● TO BE DONE
Leave out the pictures and repeat every record exactly.

········

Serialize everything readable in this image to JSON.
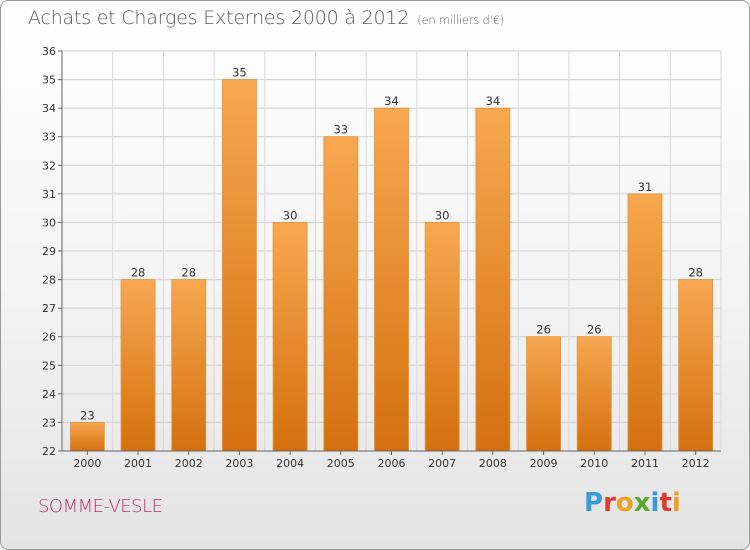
{
  "header": {
    "title": "Achats et Charges Externes 2000 à 2012",
    "unit": "(en milliers d'€)"
  },
  "footer": {
    "town": "SOMME-VESLE",
    "logo": "Proxiti"
  },
  "colors": {
    "bar_light": "#f7a850",
    "bar_dark": "#d4700f",
    "town": "#c0306a",
    "logo_letters": [
      "#3a9ad9",
      "#e03b2f",
      "#f0a020",
      "#5aa832",
      "#3a9ad9",
      "#e03b2f",
      "#f0a020"
    ]
  },
  "chart_data": {
    "type": "bar",
    "title": "Achats et Charges Externes 2000 à 2012",
    "categories": [
      "2000",
      "2001",
      "2002",
      "2003",
      "2004",
      "2005",
      "2006",
      "2007",
      "2008",
      "2009",
      "2010",
      "2011",
      "2012"
    ],
    "values": [
      23,
      28,
      28,
      35,
      30,
      33,
      34,
      30,
      34,
      26,
      26,
      31,
      28
    ],
    "ylim": [
      22,
      36
    ],
    "yticks": [
      22,
      23,
      24,
      25,
      26,
      27,
      28,
      29,
      30,
      31,
      32,
      33,
      34,
      35,
      36
    ],
    "grid": true,
    "xlabel": "",
    "ylabel": ""
  }
}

········

● RESPONSE FOR THIS EXERCISE
Serialize everything readable in this image to JSON.
{
  "header": {
    "title": "Achats et Charges Externes 2000 à 2012",
    "unit": "(en milliers d'€)"
  },
  "footer": {
    "town": "SOMME-VESLE",
    "logo": "Proxiti"
  },
  "colors": {
    "bar_light": "#f7a850",
    "bar_dark": "#d4700f",
    "town": "#c0306a",
    "logo_letters": [
      "#3a9ad9",
      "#e03b2f",
      "#f0a020",
      "#5aa832",
      "#3a9ad9",
      "#e03b2f",
      "#f0a020"
    ]
  },
  "chart_data": {
    "type": "bar",
    "title": "Achats et Charges Externes 2000 à 2012",
    "categories": [
      "2000",
      "2001",
      "2002",
      "2003",
      "2004",
      "2005",
      "2006",
      "2007",
      "2008",
      "2009",
      "2010",
      "2011",
      "2012"
    ],
    "values": [
      23,
      28,
      28,
      35,
      30,
      33,
      34,
      30,
      34,
      26,
      26,
      31,
      28
    ],
    "ylim": [
      22,
      36
    ],
    "yticks": [
      22,
      23,
      24,
      25,
      26,
      27,
      28,
      29,
      30,
      31,
      32,
      33,
      34,
      35,
      36
    ],
    "grid": true,
    "xlabel": "",
    "ylabel": ""
  }
}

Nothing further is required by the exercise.